Figure content listings
━━━━━━

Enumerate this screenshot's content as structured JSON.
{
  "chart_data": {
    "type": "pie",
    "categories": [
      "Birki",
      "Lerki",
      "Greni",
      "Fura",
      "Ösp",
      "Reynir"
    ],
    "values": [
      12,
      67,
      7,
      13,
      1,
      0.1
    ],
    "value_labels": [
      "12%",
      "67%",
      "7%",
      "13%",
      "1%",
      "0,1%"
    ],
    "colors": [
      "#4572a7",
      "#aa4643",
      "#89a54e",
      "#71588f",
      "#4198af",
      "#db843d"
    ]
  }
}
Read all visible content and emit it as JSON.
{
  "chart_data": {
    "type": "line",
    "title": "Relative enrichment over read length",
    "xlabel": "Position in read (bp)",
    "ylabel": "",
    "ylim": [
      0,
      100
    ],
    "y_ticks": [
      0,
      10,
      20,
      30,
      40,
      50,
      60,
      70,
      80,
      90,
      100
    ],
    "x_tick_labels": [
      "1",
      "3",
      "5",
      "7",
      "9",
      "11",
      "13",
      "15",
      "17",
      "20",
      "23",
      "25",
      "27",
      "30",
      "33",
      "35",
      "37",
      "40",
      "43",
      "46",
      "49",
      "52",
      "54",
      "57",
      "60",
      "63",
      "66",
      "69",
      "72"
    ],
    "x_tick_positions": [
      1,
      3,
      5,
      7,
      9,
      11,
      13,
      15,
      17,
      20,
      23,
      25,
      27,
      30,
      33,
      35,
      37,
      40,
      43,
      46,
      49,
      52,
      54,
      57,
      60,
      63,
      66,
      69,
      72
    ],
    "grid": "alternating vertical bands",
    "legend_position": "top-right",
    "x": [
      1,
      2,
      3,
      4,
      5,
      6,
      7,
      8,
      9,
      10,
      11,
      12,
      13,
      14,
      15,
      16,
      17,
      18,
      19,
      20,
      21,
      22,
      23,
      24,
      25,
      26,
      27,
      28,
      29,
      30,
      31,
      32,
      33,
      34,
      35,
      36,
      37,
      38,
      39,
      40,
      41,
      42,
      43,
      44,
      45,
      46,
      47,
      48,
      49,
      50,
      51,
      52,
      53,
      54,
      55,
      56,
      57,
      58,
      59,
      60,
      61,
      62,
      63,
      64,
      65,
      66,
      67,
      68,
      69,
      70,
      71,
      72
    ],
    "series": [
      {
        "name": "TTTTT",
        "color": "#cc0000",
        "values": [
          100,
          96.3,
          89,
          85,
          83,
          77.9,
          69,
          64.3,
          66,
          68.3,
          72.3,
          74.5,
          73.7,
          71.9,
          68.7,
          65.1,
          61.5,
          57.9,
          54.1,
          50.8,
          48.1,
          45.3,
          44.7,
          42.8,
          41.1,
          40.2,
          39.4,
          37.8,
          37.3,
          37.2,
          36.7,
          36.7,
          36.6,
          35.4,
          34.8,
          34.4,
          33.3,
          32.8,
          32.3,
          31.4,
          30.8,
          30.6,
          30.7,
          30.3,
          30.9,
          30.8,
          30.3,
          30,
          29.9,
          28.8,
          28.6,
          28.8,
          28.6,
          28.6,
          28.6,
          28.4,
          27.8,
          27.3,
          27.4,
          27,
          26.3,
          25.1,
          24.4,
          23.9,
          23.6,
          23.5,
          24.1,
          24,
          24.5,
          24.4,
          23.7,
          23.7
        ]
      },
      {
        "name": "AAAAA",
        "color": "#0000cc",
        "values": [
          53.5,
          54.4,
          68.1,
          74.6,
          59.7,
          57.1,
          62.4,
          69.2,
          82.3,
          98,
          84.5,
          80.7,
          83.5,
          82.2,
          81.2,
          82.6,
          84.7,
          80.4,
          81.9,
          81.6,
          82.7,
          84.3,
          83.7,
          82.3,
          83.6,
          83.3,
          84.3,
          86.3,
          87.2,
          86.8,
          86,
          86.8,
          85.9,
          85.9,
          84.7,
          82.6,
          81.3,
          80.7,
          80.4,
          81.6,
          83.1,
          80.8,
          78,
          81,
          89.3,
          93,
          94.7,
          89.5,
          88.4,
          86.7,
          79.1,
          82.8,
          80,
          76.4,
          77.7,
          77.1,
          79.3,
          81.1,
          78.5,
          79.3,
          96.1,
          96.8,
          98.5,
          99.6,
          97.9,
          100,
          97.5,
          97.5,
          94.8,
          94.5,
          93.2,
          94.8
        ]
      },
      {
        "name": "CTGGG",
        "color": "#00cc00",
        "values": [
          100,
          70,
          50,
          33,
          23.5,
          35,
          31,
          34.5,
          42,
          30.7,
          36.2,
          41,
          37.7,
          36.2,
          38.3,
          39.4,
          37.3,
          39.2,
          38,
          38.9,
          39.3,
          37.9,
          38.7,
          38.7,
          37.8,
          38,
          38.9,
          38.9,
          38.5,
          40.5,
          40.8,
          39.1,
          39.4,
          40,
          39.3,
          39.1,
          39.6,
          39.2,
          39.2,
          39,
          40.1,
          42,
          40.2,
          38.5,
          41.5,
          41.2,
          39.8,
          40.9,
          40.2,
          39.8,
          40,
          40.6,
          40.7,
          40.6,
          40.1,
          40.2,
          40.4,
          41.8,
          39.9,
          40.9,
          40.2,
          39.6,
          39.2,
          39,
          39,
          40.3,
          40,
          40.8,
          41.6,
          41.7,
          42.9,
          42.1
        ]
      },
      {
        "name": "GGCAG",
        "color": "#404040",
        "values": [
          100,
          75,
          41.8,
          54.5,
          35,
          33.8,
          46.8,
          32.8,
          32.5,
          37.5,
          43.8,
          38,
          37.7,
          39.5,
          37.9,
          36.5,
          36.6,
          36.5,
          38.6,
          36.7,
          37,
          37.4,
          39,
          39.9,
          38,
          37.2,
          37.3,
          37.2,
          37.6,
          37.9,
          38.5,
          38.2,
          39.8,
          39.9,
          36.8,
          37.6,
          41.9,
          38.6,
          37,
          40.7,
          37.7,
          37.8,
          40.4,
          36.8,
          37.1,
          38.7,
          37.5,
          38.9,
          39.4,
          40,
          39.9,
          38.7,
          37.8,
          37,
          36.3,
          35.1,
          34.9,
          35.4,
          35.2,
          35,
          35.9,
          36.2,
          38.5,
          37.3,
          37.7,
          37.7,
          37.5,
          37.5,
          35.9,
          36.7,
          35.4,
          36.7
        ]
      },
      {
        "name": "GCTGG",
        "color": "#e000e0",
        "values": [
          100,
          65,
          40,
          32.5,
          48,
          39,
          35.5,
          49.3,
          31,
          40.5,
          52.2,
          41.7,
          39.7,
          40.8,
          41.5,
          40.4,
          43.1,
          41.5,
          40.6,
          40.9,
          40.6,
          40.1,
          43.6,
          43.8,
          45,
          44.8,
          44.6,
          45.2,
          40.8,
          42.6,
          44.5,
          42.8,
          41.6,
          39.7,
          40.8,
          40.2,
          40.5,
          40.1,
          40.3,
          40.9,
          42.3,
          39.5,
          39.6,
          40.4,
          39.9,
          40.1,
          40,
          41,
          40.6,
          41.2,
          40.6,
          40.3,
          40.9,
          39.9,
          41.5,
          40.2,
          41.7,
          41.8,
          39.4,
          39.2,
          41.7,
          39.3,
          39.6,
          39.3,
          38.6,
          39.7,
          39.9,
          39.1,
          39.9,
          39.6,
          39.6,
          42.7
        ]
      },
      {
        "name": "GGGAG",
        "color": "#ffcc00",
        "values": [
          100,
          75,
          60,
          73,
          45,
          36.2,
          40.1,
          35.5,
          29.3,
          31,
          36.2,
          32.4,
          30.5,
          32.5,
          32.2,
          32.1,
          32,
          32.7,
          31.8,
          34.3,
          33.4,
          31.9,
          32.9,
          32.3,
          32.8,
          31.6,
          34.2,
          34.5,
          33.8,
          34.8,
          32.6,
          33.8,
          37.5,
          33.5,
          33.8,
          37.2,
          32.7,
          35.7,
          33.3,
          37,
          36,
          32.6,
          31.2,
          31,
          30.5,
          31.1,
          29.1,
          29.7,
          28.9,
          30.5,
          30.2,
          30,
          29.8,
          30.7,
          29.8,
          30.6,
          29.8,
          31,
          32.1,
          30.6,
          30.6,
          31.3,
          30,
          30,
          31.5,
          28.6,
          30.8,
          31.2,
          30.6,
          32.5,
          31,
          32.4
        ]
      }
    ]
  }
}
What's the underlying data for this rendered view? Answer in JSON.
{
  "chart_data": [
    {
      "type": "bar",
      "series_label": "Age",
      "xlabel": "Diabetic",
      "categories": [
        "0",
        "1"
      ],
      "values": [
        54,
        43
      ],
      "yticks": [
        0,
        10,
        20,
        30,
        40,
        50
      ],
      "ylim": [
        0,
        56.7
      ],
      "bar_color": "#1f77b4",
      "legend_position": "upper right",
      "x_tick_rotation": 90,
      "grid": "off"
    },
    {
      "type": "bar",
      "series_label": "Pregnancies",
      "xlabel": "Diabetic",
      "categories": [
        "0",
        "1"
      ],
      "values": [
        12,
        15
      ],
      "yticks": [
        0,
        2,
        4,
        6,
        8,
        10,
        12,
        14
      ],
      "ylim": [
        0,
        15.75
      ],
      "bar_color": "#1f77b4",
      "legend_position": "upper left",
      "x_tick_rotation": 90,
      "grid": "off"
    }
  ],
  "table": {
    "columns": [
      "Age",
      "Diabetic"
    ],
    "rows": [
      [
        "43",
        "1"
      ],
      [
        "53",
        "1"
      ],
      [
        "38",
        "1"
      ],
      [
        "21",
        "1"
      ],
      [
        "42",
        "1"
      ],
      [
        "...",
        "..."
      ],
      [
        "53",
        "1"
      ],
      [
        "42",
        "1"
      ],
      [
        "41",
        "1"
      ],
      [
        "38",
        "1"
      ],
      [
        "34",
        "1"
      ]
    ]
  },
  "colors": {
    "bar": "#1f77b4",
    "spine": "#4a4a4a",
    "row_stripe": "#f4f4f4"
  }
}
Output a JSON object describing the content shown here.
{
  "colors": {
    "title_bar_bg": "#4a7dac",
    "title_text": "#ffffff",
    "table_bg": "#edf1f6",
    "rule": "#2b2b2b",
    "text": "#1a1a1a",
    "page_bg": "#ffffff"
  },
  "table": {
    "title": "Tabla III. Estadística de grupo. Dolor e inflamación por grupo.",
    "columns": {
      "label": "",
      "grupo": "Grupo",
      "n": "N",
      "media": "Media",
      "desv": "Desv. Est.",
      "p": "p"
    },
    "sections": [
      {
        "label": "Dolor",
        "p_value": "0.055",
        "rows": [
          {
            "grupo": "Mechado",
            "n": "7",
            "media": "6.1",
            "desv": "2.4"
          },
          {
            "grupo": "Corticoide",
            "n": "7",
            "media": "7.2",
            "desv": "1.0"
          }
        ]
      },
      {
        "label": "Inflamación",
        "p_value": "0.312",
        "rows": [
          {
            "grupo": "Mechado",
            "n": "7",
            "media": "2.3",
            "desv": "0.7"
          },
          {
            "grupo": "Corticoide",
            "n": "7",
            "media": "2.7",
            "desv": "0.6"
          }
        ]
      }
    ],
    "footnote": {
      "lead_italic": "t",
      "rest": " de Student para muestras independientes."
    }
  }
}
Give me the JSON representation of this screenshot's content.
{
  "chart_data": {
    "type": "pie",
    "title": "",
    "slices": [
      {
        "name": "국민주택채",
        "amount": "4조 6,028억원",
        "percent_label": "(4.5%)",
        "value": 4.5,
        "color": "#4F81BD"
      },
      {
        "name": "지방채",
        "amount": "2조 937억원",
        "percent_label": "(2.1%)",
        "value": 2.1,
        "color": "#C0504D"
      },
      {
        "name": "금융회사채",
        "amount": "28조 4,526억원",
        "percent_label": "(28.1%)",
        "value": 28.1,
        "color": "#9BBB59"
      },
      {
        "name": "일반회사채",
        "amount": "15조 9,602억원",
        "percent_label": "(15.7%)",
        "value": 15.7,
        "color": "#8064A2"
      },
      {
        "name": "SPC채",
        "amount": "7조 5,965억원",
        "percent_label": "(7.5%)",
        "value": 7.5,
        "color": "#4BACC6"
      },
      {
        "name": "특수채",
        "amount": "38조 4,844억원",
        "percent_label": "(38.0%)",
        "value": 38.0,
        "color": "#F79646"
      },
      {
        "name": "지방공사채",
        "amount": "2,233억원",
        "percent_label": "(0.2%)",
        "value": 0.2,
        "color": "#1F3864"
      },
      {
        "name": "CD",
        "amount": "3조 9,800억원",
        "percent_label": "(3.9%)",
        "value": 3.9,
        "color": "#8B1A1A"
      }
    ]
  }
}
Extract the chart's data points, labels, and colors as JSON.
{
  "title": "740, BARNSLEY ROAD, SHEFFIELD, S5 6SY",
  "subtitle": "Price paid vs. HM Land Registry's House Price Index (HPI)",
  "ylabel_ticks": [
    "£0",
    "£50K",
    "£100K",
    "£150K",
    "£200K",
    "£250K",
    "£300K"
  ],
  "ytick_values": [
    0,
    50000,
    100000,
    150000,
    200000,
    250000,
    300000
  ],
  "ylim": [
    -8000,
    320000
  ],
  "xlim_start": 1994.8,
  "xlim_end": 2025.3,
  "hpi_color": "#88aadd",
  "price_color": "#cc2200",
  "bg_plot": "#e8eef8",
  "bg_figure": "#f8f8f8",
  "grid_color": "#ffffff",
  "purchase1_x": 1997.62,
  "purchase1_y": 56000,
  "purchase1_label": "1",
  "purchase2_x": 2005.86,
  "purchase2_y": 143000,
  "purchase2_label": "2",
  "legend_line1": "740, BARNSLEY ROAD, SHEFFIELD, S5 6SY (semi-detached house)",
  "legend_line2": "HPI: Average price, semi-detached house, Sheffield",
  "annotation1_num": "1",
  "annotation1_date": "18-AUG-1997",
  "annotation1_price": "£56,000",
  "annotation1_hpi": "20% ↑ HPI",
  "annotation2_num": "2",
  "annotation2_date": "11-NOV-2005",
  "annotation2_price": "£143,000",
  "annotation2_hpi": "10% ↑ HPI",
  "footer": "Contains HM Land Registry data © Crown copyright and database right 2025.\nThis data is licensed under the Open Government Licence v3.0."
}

━━━━━━

WHAT IS EXPECTED: In the records above, find each line with the word "screenshot" and copy it.

FINISHED EXERCISE:
Enumerate this screenshot's content as structured JSON.
Give me the JSON representation of this screenshot's content.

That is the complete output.